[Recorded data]
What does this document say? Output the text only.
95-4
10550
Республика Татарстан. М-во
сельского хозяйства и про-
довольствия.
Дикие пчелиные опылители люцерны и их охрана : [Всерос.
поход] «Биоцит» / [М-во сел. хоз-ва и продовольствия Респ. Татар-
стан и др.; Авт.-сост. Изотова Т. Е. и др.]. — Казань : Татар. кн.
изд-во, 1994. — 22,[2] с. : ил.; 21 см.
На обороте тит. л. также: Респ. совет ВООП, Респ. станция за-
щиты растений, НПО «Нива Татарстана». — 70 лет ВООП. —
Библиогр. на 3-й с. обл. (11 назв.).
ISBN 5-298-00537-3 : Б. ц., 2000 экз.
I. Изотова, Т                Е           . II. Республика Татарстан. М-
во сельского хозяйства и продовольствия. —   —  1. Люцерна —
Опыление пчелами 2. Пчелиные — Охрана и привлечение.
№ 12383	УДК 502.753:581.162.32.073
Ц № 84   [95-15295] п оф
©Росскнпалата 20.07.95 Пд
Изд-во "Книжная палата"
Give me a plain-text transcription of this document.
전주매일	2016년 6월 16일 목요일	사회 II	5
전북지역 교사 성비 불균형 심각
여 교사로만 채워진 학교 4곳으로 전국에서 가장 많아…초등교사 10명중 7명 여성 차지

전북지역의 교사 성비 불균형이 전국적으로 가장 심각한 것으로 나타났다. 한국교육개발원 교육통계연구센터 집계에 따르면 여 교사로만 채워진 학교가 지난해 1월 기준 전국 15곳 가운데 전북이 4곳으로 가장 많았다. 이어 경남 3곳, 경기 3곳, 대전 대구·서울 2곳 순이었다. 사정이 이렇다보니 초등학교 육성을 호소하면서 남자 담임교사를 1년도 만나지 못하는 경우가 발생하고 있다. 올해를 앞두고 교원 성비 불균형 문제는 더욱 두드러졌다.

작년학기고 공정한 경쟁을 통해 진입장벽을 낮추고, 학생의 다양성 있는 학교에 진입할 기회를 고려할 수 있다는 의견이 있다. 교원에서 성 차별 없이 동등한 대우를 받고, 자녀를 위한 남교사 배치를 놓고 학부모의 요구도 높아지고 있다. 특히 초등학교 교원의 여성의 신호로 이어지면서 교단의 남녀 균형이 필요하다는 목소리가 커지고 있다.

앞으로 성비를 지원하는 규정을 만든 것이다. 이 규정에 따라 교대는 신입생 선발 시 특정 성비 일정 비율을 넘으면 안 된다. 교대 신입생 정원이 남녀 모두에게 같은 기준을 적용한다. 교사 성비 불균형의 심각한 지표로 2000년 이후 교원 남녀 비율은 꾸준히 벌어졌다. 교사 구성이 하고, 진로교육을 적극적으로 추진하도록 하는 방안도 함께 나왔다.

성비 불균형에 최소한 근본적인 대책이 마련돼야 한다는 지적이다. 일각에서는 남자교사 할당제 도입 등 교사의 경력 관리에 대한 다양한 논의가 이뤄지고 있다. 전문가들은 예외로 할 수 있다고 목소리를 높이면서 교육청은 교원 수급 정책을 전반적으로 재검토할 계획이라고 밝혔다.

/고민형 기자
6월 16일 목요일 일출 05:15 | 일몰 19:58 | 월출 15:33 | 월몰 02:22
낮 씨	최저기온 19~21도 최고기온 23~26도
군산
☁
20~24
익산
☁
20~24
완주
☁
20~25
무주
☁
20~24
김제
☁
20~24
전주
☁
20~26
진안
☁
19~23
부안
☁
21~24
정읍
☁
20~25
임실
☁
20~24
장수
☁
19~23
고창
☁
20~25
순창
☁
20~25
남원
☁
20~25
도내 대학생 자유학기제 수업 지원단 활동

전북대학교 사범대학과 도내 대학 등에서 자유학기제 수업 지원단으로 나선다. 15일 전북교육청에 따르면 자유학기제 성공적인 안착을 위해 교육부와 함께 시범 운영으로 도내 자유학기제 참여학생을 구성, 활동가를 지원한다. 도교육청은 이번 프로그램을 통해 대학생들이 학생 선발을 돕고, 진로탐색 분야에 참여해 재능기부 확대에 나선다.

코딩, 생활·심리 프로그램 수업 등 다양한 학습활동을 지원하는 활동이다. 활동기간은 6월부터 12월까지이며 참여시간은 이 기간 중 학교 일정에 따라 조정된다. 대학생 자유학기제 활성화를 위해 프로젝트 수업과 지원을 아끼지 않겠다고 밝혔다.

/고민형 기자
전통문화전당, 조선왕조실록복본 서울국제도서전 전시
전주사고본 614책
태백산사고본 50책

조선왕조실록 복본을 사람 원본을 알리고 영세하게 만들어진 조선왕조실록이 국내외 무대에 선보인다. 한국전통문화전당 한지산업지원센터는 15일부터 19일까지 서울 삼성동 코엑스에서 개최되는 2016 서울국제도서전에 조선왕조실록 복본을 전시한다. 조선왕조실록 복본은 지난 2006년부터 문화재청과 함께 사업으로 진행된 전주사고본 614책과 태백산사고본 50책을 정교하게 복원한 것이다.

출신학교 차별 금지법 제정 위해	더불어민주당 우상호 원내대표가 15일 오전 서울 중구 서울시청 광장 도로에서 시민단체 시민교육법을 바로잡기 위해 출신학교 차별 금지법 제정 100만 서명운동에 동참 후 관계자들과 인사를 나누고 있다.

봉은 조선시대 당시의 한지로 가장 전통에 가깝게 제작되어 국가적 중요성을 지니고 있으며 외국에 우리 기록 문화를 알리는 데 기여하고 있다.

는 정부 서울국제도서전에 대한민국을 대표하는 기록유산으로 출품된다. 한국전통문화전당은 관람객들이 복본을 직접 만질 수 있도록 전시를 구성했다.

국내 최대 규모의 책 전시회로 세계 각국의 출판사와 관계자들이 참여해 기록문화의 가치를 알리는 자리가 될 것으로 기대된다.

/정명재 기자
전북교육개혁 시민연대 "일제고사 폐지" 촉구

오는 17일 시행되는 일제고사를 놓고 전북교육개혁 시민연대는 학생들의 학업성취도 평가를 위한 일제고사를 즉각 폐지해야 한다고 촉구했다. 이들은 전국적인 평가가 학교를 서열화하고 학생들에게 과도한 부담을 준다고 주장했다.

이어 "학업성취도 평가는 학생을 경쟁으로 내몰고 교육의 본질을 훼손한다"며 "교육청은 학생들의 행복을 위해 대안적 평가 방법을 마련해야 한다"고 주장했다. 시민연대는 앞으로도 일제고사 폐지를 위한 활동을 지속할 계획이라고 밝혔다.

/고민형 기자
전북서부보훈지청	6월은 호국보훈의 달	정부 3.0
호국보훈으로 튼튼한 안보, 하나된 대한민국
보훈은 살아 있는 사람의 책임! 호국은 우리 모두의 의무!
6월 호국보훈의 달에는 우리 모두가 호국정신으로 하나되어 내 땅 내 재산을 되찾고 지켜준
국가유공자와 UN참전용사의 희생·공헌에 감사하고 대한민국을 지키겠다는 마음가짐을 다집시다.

Task description: In the records above, locate every line with the string "Республика" and copy it.

Output:
Республика Татарстан. М-во
I. Изотова, Т                Е           . II. Республика Татарстан. М-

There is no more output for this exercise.